▶ _Data to examine_

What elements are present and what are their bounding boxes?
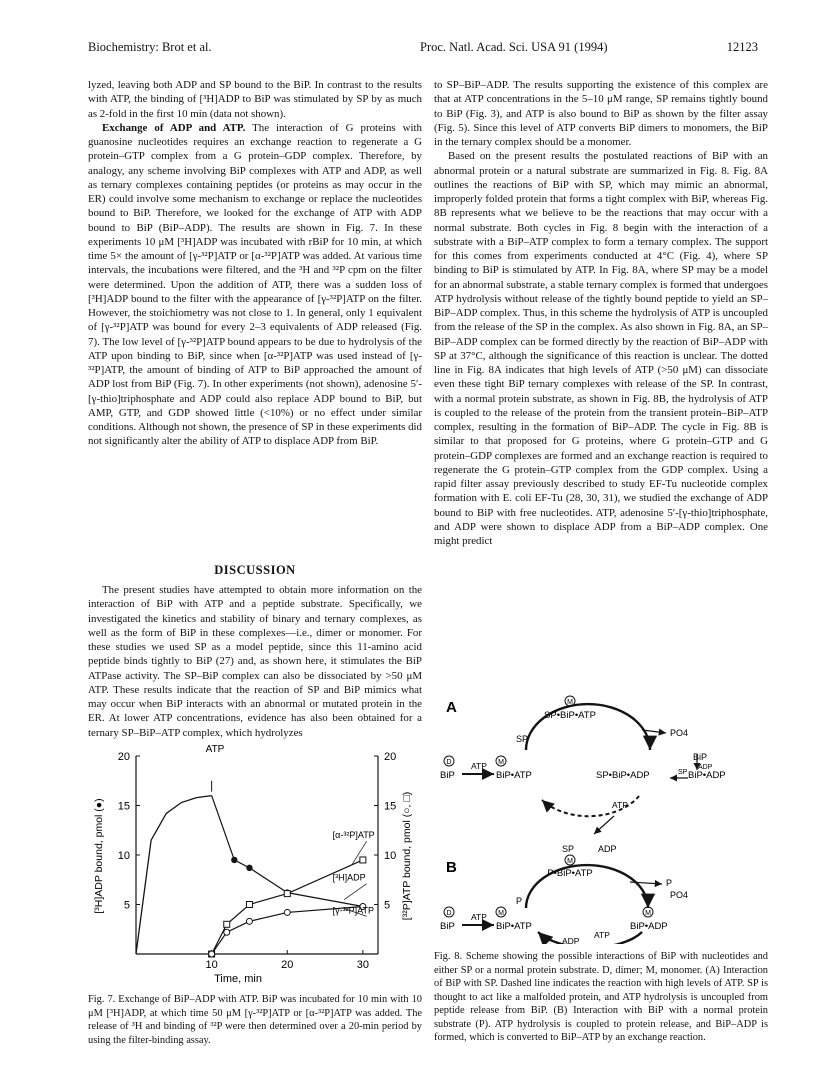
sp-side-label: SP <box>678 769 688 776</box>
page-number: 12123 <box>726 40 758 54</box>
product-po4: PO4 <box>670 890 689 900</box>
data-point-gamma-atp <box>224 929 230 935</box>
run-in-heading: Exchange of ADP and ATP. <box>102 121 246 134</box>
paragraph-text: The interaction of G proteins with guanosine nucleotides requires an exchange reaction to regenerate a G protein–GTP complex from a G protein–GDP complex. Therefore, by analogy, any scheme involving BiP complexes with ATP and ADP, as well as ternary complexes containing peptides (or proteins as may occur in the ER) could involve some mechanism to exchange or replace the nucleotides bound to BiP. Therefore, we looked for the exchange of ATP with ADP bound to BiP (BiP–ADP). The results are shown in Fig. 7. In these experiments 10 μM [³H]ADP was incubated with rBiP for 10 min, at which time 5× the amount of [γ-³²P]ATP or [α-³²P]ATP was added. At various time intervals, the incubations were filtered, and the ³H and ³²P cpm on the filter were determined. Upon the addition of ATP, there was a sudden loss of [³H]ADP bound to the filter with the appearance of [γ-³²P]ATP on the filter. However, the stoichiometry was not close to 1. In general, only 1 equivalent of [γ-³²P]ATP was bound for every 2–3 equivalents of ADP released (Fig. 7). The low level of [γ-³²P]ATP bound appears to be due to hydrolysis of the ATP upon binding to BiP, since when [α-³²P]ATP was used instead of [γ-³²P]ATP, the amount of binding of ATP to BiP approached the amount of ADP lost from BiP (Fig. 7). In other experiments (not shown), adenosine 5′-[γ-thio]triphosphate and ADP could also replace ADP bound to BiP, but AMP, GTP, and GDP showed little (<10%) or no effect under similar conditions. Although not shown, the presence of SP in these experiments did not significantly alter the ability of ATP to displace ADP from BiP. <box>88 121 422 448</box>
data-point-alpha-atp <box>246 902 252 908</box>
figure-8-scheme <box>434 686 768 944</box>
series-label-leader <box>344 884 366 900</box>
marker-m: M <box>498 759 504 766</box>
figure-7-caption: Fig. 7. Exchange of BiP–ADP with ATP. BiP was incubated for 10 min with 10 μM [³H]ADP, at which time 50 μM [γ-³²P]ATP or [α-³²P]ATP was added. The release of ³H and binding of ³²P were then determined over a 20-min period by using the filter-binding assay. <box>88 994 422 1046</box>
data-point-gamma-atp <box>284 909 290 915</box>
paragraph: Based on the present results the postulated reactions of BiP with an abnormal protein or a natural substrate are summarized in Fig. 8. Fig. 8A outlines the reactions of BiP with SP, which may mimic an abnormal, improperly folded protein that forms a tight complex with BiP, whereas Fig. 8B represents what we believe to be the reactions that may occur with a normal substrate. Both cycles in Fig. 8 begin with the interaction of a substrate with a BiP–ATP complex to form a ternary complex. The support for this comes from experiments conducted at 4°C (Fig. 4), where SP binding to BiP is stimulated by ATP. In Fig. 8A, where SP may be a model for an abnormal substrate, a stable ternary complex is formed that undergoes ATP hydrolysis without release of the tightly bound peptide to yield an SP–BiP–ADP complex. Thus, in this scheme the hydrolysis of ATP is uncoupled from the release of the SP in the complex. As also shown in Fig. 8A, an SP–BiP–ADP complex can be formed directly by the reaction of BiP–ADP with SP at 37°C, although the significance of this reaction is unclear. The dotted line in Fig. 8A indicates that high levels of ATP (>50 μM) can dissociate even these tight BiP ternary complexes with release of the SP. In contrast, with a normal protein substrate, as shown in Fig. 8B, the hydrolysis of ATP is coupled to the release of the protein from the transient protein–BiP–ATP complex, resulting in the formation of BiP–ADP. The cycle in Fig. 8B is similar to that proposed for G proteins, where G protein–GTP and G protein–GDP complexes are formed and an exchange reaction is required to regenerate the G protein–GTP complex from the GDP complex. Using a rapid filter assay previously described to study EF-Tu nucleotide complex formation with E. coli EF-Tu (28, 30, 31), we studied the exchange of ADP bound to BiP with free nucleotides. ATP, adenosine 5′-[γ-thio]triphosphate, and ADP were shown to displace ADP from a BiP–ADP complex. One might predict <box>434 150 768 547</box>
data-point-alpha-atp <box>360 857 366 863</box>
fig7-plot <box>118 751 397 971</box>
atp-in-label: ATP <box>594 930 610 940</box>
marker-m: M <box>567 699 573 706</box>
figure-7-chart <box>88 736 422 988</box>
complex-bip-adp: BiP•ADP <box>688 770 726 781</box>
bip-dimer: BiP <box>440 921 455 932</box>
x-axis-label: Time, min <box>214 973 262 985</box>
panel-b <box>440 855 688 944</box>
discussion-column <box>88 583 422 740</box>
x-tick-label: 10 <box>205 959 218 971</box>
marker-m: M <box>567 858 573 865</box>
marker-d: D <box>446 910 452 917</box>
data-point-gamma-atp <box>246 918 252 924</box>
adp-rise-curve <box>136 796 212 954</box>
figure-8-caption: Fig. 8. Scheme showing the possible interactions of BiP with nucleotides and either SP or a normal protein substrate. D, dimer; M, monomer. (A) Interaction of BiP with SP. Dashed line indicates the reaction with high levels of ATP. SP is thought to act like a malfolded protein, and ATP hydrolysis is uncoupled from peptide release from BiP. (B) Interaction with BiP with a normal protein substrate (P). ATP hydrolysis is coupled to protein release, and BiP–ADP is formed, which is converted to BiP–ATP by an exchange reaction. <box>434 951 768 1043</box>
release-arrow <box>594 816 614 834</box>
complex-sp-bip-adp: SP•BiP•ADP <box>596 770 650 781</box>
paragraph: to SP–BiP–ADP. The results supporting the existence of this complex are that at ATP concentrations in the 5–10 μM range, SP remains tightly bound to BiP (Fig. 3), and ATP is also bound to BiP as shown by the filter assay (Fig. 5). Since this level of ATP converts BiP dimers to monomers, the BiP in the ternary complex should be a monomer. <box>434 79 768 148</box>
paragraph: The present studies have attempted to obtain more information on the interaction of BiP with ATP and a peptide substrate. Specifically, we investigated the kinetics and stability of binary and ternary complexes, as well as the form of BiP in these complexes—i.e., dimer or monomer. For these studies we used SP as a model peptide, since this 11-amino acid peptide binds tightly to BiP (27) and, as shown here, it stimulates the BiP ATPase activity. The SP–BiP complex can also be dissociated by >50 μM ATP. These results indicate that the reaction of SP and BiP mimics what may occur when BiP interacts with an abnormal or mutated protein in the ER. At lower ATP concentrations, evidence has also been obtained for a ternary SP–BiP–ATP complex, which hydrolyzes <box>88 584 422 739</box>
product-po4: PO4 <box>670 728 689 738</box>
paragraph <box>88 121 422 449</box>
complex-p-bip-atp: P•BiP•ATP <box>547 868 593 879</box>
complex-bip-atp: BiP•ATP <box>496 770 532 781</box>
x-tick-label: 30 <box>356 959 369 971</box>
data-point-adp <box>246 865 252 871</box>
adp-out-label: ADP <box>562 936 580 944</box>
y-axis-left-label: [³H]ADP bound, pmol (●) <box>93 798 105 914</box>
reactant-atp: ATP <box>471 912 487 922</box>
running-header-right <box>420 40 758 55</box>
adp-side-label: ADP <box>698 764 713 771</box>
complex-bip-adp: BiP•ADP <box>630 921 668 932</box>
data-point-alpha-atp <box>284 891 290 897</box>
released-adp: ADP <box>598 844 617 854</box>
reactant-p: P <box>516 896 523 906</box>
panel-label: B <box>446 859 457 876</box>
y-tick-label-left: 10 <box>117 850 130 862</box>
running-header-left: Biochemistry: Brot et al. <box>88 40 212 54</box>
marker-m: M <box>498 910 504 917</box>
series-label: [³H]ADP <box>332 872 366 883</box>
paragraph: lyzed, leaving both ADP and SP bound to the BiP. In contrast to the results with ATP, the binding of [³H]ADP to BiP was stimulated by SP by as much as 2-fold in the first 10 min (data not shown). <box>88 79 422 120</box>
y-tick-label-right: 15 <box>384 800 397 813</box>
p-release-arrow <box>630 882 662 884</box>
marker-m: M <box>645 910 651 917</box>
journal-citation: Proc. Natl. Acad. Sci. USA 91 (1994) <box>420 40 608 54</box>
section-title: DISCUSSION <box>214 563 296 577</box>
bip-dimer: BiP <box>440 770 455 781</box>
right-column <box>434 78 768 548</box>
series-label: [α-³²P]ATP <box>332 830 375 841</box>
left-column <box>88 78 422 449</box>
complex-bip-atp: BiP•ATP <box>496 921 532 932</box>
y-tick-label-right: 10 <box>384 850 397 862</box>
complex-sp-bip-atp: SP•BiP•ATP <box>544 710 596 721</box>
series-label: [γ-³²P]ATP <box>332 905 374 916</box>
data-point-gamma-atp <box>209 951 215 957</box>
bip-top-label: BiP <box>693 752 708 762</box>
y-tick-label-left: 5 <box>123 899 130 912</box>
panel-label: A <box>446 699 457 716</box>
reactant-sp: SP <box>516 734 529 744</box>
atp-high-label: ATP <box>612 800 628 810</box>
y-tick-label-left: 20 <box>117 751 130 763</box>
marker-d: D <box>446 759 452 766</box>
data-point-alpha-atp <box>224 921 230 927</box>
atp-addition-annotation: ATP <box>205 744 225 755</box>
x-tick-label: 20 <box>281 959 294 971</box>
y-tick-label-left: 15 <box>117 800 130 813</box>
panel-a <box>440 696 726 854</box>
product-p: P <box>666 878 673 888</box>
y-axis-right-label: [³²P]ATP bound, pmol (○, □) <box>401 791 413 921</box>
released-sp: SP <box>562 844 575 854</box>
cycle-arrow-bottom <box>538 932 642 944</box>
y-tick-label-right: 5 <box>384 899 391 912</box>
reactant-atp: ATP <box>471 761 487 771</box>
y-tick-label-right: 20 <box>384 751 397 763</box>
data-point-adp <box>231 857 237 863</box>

▶ _What to produce_
Lines in the material above that include the string "right" should be listed.

▶ _Finished task_
running-header-right <box>420 40 758 55</box>
y-tick-label-right: 15 <box>384 800 397 813</box>
right-column <box>434 78 768 548</box>
y-tick-label-right: 10 <box>384 850 397 862</box>
y-axis-right-label: [³²P]ATP bound, pmol (○, □) <box>401 791 413 921</box>
y-tick-label-right: 5 <box>384 899 391 912</box>
y-tick-label-right: 20 <box>384 751 397 763</box>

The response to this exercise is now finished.